Aim: Copy, from the entries below, each line in which the string "rates" appears.

## Begin Excerpted data

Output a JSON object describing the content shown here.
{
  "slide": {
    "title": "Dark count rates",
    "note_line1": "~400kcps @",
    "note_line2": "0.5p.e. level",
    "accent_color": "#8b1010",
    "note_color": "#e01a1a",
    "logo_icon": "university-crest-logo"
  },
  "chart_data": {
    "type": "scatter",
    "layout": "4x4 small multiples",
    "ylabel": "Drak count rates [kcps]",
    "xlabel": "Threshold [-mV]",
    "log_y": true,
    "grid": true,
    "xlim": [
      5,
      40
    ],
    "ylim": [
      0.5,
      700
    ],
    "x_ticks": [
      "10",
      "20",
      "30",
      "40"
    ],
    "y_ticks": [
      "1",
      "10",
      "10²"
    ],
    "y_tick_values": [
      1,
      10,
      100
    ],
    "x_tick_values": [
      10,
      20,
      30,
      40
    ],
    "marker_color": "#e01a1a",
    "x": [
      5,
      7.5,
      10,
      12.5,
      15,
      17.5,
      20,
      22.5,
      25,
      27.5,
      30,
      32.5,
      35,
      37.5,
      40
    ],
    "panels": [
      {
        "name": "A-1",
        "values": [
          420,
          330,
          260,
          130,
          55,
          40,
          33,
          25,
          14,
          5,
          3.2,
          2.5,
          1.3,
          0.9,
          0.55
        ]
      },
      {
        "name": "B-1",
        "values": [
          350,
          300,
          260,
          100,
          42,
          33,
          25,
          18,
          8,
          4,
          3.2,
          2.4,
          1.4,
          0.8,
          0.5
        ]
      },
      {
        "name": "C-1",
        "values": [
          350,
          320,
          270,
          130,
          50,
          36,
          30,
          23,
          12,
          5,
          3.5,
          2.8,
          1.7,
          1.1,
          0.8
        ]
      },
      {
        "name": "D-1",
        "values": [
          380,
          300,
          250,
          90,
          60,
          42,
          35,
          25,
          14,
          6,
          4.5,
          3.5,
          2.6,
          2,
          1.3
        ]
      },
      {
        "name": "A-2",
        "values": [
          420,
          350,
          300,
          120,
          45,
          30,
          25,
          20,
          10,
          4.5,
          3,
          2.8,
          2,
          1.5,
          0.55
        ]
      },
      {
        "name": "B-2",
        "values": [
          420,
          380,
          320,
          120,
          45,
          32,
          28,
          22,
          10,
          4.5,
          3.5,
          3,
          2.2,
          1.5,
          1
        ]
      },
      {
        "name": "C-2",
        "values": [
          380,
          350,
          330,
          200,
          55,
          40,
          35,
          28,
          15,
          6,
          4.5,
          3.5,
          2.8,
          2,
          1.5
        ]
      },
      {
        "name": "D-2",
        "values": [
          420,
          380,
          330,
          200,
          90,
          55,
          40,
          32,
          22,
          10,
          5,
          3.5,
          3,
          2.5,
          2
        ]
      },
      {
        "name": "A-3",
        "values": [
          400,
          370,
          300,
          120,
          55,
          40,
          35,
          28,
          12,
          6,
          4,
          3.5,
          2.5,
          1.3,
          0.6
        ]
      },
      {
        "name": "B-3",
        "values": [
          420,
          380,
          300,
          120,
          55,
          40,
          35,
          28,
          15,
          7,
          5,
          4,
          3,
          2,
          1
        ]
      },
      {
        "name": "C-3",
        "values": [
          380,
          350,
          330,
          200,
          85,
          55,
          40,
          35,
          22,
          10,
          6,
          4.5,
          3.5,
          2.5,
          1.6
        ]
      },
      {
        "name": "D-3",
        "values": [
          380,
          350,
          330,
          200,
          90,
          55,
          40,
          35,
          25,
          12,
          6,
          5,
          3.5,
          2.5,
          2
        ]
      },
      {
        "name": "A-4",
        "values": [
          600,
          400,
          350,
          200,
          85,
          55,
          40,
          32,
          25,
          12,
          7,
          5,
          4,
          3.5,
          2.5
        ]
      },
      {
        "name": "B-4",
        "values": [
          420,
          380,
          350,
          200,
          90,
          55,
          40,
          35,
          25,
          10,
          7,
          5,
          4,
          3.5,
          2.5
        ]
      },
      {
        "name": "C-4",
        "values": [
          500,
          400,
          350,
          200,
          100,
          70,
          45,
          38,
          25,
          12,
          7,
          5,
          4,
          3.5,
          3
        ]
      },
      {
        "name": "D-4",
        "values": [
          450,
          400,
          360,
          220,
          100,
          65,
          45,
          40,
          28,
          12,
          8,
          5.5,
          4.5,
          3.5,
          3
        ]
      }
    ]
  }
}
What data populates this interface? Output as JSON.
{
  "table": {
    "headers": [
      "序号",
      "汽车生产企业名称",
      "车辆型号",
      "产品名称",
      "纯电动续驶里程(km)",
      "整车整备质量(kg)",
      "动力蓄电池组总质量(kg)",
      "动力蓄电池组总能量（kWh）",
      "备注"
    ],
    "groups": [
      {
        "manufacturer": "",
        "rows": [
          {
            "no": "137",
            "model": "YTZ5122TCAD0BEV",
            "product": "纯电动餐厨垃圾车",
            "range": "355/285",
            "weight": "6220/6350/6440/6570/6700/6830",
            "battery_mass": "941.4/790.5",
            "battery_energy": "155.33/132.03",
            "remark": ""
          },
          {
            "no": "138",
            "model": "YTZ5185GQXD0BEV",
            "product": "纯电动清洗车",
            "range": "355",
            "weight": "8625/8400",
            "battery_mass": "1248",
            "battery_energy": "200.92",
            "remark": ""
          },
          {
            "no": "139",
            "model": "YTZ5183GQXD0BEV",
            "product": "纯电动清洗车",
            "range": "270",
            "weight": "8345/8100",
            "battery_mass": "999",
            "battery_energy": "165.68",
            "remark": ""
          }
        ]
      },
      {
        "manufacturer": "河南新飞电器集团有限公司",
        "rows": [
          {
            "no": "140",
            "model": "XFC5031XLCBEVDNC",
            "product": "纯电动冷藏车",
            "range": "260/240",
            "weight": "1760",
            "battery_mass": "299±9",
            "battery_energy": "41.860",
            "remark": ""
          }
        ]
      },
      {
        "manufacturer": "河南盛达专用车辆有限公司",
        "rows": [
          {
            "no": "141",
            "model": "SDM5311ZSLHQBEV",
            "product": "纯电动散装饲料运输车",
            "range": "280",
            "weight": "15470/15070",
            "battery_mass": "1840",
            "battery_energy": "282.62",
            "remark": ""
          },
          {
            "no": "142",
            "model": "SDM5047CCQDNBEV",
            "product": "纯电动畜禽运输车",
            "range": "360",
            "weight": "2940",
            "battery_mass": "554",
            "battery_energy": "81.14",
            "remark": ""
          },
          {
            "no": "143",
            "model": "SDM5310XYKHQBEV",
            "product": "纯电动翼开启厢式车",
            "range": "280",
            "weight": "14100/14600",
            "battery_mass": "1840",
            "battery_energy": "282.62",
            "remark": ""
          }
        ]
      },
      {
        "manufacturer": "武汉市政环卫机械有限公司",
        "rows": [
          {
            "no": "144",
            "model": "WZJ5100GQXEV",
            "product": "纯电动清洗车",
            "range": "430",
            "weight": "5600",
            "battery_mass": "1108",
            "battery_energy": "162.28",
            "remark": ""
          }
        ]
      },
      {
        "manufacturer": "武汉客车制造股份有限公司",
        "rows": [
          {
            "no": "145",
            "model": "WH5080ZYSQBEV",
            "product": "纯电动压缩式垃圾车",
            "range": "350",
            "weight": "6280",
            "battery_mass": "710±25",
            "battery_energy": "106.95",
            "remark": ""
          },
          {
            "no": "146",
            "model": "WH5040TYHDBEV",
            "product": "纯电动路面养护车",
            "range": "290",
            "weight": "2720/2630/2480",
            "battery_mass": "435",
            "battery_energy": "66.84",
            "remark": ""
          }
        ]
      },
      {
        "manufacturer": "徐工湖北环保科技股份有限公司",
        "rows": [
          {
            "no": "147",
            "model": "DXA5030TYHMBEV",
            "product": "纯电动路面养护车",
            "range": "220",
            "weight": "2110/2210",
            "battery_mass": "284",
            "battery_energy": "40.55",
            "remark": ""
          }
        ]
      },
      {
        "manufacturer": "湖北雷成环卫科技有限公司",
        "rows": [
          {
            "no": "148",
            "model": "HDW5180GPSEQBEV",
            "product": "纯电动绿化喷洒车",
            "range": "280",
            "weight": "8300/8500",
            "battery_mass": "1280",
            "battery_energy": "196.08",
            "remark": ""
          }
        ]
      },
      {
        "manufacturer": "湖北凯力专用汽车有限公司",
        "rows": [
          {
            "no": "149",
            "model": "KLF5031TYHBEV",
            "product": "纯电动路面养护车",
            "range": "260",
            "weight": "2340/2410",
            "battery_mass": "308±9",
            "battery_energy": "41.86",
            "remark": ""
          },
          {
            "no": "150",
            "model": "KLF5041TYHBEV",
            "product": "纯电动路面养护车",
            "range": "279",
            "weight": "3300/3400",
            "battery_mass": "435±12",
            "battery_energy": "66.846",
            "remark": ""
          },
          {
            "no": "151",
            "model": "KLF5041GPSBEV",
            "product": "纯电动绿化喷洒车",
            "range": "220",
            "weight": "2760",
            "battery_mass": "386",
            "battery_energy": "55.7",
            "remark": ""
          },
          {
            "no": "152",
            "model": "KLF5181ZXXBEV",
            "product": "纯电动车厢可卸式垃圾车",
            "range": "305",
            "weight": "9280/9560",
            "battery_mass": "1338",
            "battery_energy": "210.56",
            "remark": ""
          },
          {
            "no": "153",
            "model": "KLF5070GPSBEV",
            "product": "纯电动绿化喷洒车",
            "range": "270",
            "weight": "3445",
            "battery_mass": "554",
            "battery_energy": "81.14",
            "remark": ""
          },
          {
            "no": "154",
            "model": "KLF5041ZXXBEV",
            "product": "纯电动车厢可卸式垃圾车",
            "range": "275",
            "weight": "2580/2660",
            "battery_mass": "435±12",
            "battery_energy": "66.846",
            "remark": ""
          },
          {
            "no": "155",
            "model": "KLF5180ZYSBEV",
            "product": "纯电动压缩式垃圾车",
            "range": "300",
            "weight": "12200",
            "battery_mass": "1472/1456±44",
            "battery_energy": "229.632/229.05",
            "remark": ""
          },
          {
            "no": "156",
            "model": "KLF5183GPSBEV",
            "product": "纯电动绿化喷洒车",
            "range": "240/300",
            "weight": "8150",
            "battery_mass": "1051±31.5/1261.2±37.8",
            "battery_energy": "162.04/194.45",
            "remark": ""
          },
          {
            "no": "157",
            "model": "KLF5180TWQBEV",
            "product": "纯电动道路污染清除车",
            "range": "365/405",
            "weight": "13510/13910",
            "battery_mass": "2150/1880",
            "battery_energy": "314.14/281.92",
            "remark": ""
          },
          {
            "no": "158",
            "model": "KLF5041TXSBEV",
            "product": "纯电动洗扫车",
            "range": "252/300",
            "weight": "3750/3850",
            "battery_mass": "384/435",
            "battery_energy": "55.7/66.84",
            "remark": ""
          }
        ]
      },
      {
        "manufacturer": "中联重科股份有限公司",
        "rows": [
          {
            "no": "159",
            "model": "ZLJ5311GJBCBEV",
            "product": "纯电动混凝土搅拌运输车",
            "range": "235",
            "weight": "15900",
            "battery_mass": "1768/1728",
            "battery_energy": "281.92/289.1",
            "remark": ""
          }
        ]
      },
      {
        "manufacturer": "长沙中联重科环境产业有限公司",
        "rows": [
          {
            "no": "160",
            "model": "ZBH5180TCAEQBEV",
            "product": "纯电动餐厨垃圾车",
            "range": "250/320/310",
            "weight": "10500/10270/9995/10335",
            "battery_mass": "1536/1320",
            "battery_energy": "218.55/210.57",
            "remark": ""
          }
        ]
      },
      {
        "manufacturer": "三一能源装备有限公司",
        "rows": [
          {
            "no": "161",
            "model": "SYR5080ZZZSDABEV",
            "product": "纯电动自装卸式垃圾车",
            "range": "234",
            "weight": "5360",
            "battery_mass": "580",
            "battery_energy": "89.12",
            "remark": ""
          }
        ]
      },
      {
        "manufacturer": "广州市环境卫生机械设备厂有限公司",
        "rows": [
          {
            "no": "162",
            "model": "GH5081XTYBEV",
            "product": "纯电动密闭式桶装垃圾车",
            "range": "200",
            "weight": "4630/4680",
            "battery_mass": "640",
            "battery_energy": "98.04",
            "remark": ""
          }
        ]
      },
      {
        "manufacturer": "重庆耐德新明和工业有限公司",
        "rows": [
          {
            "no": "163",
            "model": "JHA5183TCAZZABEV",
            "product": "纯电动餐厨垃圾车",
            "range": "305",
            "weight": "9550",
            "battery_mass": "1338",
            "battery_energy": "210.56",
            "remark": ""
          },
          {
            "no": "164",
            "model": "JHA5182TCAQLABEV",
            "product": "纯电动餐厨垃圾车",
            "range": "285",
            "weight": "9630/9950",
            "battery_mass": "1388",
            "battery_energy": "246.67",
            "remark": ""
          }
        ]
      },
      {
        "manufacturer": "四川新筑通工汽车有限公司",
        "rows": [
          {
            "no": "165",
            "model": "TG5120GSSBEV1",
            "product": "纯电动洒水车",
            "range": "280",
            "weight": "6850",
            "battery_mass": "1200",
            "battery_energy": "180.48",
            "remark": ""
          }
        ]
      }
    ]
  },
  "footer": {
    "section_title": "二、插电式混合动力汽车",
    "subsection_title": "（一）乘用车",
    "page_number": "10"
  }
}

## End Excerpted data

Full answer:
    "title": "Dark count rates",
    "ylabel": "Drak count rates [kcps]",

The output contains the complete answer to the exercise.